__Directive__
Each entry must be reproduced precisely as it stands.

Dataset rows
•••••

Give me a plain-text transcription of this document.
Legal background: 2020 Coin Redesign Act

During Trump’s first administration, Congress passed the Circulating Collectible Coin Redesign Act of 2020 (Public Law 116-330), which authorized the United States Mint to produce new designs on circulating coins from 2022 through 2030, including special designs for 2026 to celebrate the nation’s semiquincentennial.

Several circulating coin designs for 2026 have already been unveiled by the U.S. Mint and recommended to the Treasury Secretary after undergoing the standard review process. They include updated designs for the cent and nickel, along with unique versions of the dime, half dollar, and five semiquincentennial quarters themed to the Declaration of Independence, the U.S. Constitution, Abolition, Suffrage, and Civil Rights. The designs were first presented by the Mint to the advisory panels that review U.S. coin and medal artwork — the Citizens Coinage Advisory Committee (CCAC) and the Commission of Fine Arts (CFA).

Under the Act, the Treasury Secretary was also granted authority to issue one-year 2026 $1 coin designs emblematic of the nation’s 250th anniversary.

•••••

__Full answer__
Give me a plain-text transcription of this document.
Legal background: 2020 Coin Redesign Act

During Trump’s first administration, Congress passed the Circulating Collectible Coin Redesign Act of 2020 (Public Law 116-330), which authorized the United States Mint to produce new designs on circulating coins from 2022 through 2030, including special designs for 2026 to celebrate the nation’s semiquincentennial.

Several circulating coin designs for 2026 have already been unveiled by the U.S. Mint and recommended to the Treasury Secretary after undergoing the standard review process. They include updated designs for the cent and nickel, along with unique versions of the dime, half dollar, and five semiquincentennial quarters themed to the Declaration of Independence, the U.S. Constitution, Abolition, Suffrage, and Civil Rights. The designs were first presented by the Mint to the advisory panels that review U.S. coin and medal artwork — the Citizens Coinage Advisory Committee (CCAC) and the Commission of Fine Arts (CFA).

Under the Act, the Treasury Secretary was also granted authority to issue one-year 2026 $1 coin designs emblematic of the nation’s 250th anniversary.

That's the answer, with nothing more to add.